§ **Source material**
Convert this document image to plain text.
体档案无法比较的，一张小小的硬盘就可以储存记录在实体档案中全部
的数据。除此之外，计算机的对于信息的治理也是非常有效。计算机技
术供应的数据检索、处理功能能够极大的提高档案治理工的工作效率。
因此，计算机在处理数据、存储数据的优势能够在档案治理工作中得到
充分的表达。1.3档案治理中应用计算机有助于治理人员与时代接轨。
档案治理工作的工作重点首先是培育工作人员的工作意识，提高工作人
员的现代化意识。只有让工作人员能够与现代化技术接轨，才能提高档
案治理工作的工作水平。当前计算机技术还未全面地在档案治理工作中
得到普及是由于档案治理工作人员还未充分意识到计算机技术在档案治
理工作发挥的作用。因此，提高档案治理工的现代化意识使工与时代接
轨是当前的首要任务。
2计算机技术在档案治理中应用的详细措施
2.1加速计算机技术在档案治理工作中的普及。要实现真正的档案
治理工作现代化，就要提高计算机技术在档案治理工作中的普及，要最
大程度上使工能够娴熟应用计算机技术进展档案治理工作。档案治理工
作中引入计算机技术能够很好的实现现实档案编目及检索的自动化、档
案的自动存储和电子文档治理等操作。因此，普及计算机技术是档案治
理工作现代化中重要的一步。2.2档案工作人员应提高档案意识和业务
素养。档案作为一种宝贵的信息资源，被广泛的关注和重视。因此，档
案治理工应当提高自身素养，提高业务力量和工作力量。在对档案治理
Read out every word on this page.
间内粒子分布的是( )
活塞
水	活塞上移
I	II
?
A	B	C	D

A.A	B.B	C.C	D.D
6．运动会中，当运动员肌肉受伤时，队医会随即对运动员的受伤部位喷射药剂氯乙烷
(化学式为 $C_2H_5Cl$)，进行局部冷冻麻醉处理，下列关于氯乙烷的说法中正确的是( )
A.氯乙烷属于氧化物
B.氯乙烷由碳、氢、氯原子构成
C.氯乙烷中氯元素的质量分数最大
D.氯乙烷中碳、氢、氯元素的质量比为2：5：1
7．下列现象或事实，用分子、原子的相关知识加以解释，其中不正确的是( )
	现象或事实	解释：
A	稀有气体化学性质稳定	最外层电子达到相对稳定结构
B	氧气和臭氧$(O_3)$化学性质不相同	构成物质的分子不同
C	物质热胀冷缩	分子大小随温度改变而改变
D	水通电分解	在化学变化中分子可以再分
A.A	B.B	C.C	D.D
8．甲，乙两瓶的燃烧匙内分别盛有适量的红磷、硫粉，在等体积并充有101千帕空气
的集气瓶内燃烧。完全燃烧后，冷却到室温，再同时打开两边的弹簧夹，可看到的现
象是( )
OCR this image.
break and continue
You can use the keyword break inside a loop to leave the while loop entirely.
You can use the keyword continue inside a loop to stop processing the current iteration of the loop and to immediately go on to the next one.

§ **Exercise directions**
Pick out each line in the material containing "break".

§ **Solution to this problem**
break and continue
You can use the keyword break inside a loop to leave the while loop entirely.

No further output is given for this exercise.